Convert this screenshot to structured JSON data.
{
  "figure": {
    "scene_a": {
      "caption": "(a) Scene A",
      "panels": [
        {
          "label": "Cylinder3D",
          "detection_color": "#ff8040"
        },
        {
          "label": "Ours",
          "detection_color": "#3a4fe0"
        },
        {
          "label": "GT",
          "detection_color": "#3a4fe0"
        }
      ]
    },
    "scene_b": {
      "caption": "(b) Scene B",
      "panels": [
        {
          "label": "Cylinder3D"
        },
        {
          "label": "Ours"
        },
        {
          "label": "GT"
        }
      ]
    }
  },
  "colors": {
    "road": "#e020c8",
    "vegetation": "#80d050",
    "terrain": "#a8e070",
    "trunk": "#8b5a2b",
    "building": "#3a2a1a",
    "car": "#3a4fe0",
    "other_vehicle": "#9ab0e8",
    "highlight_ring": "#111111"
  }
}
____
Task goal:
Reproduce the full set of records precisely.

Output below:
Convert this screenshot to structured JSON data.
{
  "figure": {
    "scene_a": {
      "caption": "(a) Scene A",
      "panels": [
        {
          "label": "Cylinder3D",
          "detection_color": "#ff8040"
        },
        {
          "label": "Ours",
          "detection_color": "#3a4fe0"
        },
        {
          "label": "GT",
          "detection_color": "#3a4fe0"
        }
      ]
    },
    "scene_b": {
      "caption": "(b) Scene B",
      "panels": [
        {
          "label": "Cylinder3D"
        },
        {
          "label": "Ours"
        },
        {
          "label": "GT"
        }
      ]
    }
  },
  "colors": {
    "road": "#e020c8",
    "vegetation": "#80d050",
    "terrain": "#a8e070",
    "trunk": "#8b5a2b",
    "building": "#3a2a1a",
    "car": "#3a4fe0",
    "other_vehicle": "#9ab0e8",
    "highlight_ring": "#111111"
  }
}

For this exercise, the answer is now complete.